**Aim:**
Identify each line containing the word "axis" and copy it.

**Task inputs:**
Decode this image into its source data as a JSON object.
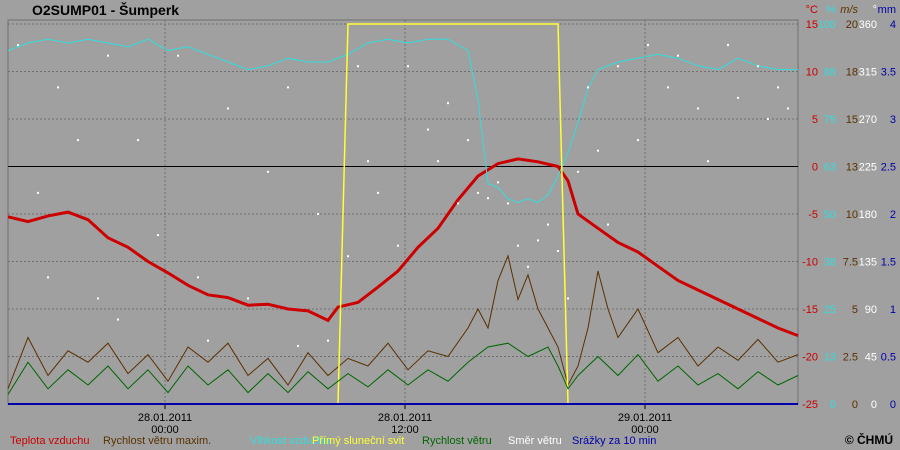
{
  "title": "O2SUMP01 - Šumperk",
  "copyright": "© ČHMÚ",
  "colors": {
    "background": "#a0a0a0",
    "grid": "#707070",
    "zero_line": "#000000",
    "temperature": "#cc0000",
    "humidity": "#33dddd",
    "sunshine": "#ffff33",
    "wind_max": "#5a3000",
    "wind": "#006600",
    "wind_dir": "#ffffff",
    "precip": "#0000aa"
  },
  "chart_data": {
    "type": "line",
    "x_ticks": [
      {
        "t": 6.7,
        "date": "28.01.2011",
        "time": "00:00"
      },
      {
        "t": 30.7,
        "date": "28.01.2011",
        "time": "12:00"
      },
      {
        "t": 54.7,
        "date": "29.01.2011",
        "time": "00:00"
      }
    ],
    "x_range_half_hours": [
      -9,
      70
    ],
    "axes": [
      {
        "unit": "°C",
        "color": "#cc0000",
        "ticks": [
          "15",
          "10",
          "5",
          "0",
          "-5",
          "-10",
          "-15",
          "-20",
          "-25"
        ],
        "range": [
          -25,
          15
        ]
      },
      {
        "unit": "%",
        "color": "#33dddd",
        "ticks": [
          "100",
          "88",
          "75",
          "63",
          "50",
          "38",
          "25",
          "13",
          "0"
        ],
        "range": [
          0,
          100
        ]
      },
      {
        "unit": "m/s",
        "color": "#5a3000",
        "ticks": [
          "20",
          "18",
          "15",
          "13",
          "10",
          "7.5",
          "5",
          "2.5",
          "0"
        ],
        "range": [
          0,
          20
        ]
      },
      {
        "unit": "°",
        "color": "#ffffff",
        "ticks": [
          "360",
          "315",
          "270",
          "225",
          "180",
          "135",
          "90",
          "45",
          "0"
        ],
        "range": [
          0,
          360
        ]
      },
      {
        "unit": "mm",
        "color": "#0000aa",
        "ticks": [
          "4",
          "3.5",
          "3",
          "2.5",
          "2",
          "1.5",
          "1",
          "0.5",
          "0"
        ],
        "range": [
          0,
          4
        ]
      }
    ],
    "series": [
      {
        "name": "Teplota vzduchu",
        "axis": 0,
        "color": "#cc0000",
        "points": [
          [
            -9,
            -5.3
          ],
          [
            -7,
            -5.8
          ],
          [
            -5,
            -5.2
          ],
          [
            -3,
            -4.8
          ],
          [
            -1,
            -5.6
          ],
          [
            1,
            -7.5
          ],
          [
            3,
            -8.5
          ],
          [
            5,
            -10
          ],
          [
            7,
            -11.2
          ],
          [
            9,
            -12.5
          ],
          [
            11,
            -13.5
          ],
          [
            13,
            -13.8
          ],
          [
            15,
            -14.6
          ],
          [
            17,
            -14.5
          ],
          [
            19,
            -15
          ],
          [
            21,
            -15.2
          ],
          [
            23,
            -16.2
          ],
          [
            24,
            -14.8
          ],
          [
            26,
            -14.3
          ],
          [
            28,
            -12.7
          ],
          [
            30,
            -11
          ],
          [
            32,
            -8.5
          ],
          [
            34,
            -6.5
          ],
          [
            36,
            -3.5
          ],
          [
            38,
            -1
          ],
          [
            40,
            0.3
          ],
          [
            42,
            0.8
          ],
          [
            44,
            0.5
          ],
          [
            46,
            0
          ],
          [
            47,
            -1.5
          ],
          [
            48,
            -5
          ],
          [
            50,
            -6.5
          ],
          [
            52,
            -8
          ],
          [
            54,
            -9
          ],
          [
            56,
            -10.5
          ],
          [
            58,
            -12
          ],
          [
            60,
            -13
          ],
          [
            62,
            -14
          ],
          [
            64,
            -15
          ],
          [
            66,
            -16
          ],
          [
            68,
            -17
          ],
          [
            70,
            -17.8
          ]
        ]
      },
      {
        "name": "Rychlost větru maxim.",
        "axis": 2,
        "color": "#5a3000",
        "points": [
          [
            -9,
            0.8
          ],
          [
            -7,
            3.5
          ],
          [
            -5,
            1.5
          ],
          [
            -3,
            2.8
          ],
          [
            -1,
            2.2
          ],
          [
            1,
            3.2
          ],
          [
            3,
            1.6
          ],
          [
            5,
            2.6
          ],
          [
            7,
            1.2
          ],
          [
            9,
            3
          ],
          [
            11,
            2.2
          ],
          [
            13,
            3.2
          ],
          [
            15,
            1.5
          ],
          [
            17,
            2.4
          ],
          [
            19,
            1
          ],
          [
            21,
            2.7
          ],
          [
            23,
            1.5
          ],
          [
            25,
            2.4
          ],
          [
            27,
            2
          ],
          [
            29,
            3.2
          ],
          [
            31,
            1.8
          ],
          [
            33,
            2.8
          ],
          [
            35,
            2.5
          ],
          [
            37,
            4
          ],
          [
            38,
            5
          ],
          [
            39,
            4
          ],
          [
            40,
            6.5
          ],
          [
            41,
            7.8
          ],
          [
            42,
            5.5
          ],
          [
            43,
            6.8
          ],
          [
            44,
            5
          ],
          [
            45,
            4
          ],
          [
            46,
            3
          ],
          [
            47,
            1
          ],
          [
            48,
            2
          ],
          [
            49,
            4
          ],
          [
            50,
            7
          ],
          [
            51,
            5
          ],
          [
            52,
            3.5
          ],
          [
            54,
            5
          ],
          [
            56,
            2.7
          ],
          [
            58,
            3.5
          ],
          [
            60,
            2
          ],
          [
            62,
            3
          ],
          [
            64,
            2.3
          ],
          [
            66,
            3.4
          ],
          [
            68,
            2.2
          ],
          [
            70,
            2.6
          ]
        ]
      },
      {
        "name": "Vlhkost vzduchu",
        "axis": 1,
        "color": "#33dddd",
        "points": [
          [
            -9,
            93
          ],
          [
            -7,
            95
          ],
          [
            -5,
            96
          ],
          [
            -3,
            95
          ],
          [
            -1,
            96
          ],
          [
            1,
            95
          ],
          [
            3,
            94
          ],
          [
            5,
            96
          ],
          [
            7,
            93
          ],
          [
            9,
            94
          ],
          [
            11,
            92
          ],
          [
            13,
            90
          ],
          [
            15,
            88
          ],
          [
            17,
            89
          ],
          [
            19,
            91
          ],
          [
            21,
            90
          ],
          [
            23,
            90
          ],
          [
            25,
            92
          ],
          [
            27,
            95
          ],
          [
            29,
            96
          ],
          [
            31,
            95
          ],
          [
            33,
            96
          ],
          [
            35,
            96
          ],
          [
            37,
            93
          ],
          [
            38,
            80
          ],
          [
            39,
            58
          ],
          [
            40,
            57
          ],
          [
            41,
            54
          ],
          [
            42,
            53
          ],
          [
            43,
            54
          ],
          [
            44,
            53
          ],
          [
            45,
            55
          ],
          [
            46,
            60
          ],
          [
            47,
            66
          ],
          [
            48,
            74
          ],
          [
            49,
            83
          ],
          [
            50,
            88
          ],
          [
            52,
            90
          ],
          [
            54,
            91
          ],
          [
            56,
            92
          ],
          [
            58,
            91
          ],
          [
            60,
            89
          ],
          [
            62,
            88
          ],
          [
            64,
            91
          ],
          [
            66,
            89
          ],
          [
            68,
            88
          ],
          [
            70,
            88
          ]
        ]
      },
      {
        "name": "Přímý sluneční svit",
        "axis": 0,
        "color": "#ffff33",
        "points": [
          [
            -9,
            -25
          ],
          [
            24,
            -25
          ],
          [
            25,
            15
          ],
          [
            46,
            15
          ],
          [
            47,
            -25
          ],
          [
            70,
            -25
          ]
        ]
      },
      {
        "name": "Rychlost větru",
        "axis": 2,
        "color": "#006600",
        "points": [
          [
            -9,
            0.5
          ],
          [
            -7,
            2.2
          ],
          [
            -5,
            0.8
          ],
          [
            -3,
            1.8
          ],
          [
            -1,
            1
          ],
          [
            1,
            2
          ],
          [
            3,
            0.8
          ],
          [
            5,
            1.8
          ],
          [
            7,
            0.6
          ],
          [
            9,
            2
          ],
          [
            11,
            1
          ],
          [
            13,
            1.8
          ],
          [
            15,
            0.6
          ],
          [
            17,
            1.6
          ],
          [
            19,
            0.6
          ],
          [
            21,
            1.7
          ],
          [
            23,
            0.8
          ],
          [
            25,
            1.6
          ],
          [
            27,
            0.9
          ],
          [
            29,
            1.8
          ],
          [
            31,
            1
          ],
          [
            33,
            1.8
          ],
          [
            35,
            1.2
          ],
          [
            37,
            2.2
          ],
          [
            39,
            3
          ],
          [
            41,
            3.2
          ],
          [
            43,
            2.5
          ],
          [
            45,
            3
          ],
          [
            46,
            2
          ],
          [
            47,
            0.8
          ],
          [
            48,
            1.5
          ],
          [
            50,
            2.5
          ],
          [
            52,
            1.5
          ],
          [
            54,
            2.6
          ],
          [
            56,
            1.2
          ],
          [
            58,
            2
          ],
          [
            60,
            1
          ],
          [
            62,
            1.6
          ],
          [
            64,
            0.8
          ],
          [
            66,
            1.7
          ],
          [
            68,
            1
          ],
          [
            70,
            1.5
          ]
        ]
      },
      {
        "name": "Směr větru",
        "axis": 3,
        "color": "#ffffff",
        "points": [
          [
            -8,
            340
          ],
          [
            -6,
            200
          ],
          [
            -5,
            120
          ],
          [
            -4,
            300
          ],
          [
            -2,
            250
          ],
          [
            0,
            100
          ],
          [
            1,
            330
          ],
          [
            2,
            80
          ],
          [
            4,
            250
          ],
          [
            6,
            160
          ],
          [
            8,
            330
          ],
          [
            10,
            120
          ],
          [
            11,
            60
          ],
          [
            13,
            280
          ],
          [
            15,
            100
          ],
          [
            17,
            220
          ],
          [
            19,
            300
          ],
          [
            20,
            55
          ],
          [
            22,
            180
          ],
          [
            23,
            60
          ],
          [
            25,
            140
          ],
          [
            26,
            320
          ],
          [
            27,
            230
          ],
          [
            28,
            200
          ],
          [
            30,
            150
          ],
          [
            31,
            320
          ],
          [
            33,
            260
          ],
          [
            34,
            230
          ],
          [
            35,
            285
          ],
          [
            36,
            190
          ],
          [
            37,
            250
          ],
          [
            38,
            200
          ],
          [
            39,
            195
          ],
          [
            40,
            210
          ],
          [
            41,
            190
          ],
          [
            42,
            150
          ],
          [
            43,
            130
          ],
          [
            44,
            155
          ],
          [
            45,
            170
          ],
          [
            46,
            145
          ],
          [
            47,
            100
          ],
          [
            48,
            220
          ],
          [
            49,
            300
          ],
          [
            50,
            240
          ],
          [
            51,
            170
          ],
          [
            52,
            320
          ],
          [
            54,
            250
          ],
          [
            55,
            340
          ],
          [
            57,
            300
          ],
          [
            58,
            330
          ],
          [
            60,
            280
          ],
          [
            61,
            230
          ],
          [
            63,
            340
          ],
          [
            64,
            290
          ],
          [
            66,
            320
          ],
          [
            67,
            270
          ],
          [
            68,
            300
          ],
          [
            69,
            280
          ]
        ]
      },
      {
        "name": "Srážky za 10 min",
        "axis": 4,
        "color": "#0000aa",
        "points": [
          [
            -9,
            0
          ],
          [
            70,
            0
          ]
        ]
      }
    ]
  }
}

**Reply:**
        "axis": 0,
        "axis": 2,
        "axis": 1,
        "axis": 0,
        "axis": 2,
        "axis": 3,
        "axis": 4,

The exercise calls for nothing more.